(Figure content listings)
↓↓↓
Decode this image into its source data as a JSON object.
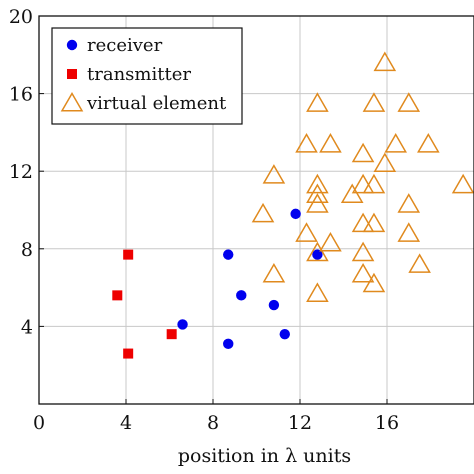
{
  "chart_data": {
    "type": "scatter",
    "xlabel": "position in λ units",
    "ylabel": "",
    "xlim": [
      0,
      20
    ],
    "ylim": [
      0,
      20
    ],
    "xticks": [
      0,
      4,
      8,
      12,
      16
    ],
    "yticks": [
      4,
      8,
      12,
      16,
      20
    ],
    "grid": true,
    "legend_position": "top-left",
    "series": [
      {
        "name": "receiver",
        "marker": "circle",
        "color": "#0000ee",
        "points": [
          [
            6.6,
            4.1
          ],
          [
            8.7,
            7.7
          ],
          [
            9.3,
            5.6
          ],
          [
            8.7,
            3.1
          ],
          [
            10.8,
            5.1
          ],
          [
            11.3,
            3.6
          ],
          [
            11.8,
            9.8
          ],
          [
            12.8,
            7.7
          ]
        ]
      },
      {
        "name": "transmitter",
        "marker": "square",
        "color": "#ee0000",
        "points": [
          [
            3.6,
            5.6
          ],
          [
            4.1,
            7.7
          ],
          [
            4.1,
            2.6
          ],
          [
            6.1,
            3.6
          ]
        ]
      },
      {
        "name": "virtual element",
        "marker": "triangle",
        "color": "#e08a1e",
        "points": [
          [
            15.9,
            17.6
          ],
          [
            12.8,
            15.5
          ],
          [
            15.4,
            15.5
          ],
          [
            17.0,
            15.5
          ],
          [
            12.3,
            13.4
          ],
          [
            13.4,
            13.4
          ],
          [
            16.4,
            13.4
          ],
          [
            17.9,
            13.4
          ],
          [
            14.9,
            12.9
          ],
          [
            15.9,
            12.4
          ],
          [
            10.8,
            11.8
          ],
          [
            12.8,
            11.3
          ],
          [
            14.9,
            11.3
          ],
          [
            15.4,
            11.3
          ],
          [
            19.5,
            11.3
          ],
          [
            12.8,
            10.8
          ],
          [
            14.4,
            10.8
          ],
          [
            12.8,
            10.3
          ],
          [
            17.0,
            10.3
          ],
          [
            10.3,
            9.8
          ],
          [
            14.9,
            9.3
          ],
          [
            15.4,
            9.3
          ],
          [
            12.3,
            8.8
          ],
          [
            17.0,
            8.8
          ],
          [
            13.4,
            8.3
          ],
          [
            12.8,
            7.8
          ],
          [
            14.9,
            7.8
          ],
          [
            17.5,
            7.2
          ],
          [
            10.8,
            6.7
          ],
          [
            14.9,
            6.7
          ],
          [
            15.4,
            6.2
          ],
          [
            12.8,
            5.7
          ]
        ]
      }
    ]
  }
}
↑↑↑
↓↓↓
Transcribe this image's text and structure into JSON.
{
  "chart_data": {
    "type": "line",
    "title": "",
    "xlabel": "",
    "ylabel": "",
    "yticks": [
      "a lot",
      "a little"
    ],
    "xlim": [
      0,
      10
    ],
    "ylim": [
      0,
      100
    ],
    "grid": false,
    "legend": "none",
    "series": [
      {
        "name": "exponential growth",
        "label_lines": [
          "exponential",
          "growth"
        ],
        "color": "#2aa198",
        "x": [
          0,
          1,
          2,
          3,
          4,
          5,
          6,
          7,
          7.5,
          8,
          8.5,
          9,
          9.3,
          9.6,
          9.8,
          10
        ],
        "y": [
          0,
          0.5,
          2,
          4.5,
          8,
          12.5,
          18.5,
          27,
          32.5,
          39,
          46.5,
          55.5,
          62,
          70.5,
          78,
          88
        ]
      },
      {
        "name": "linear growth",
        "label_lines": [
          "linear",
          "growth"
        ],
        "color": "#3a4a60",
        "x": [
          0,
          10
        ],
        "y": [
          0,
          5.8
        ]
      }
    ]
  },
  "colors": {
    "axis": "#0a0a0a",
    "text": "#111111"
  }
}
↑↑↑
* **Written problem**
Check each line of the entries for the string "text". Copy the lines that have it.

* **Answer for this exercise**
Transcribe this image's text and structure into JSON.
    "text": "#111111"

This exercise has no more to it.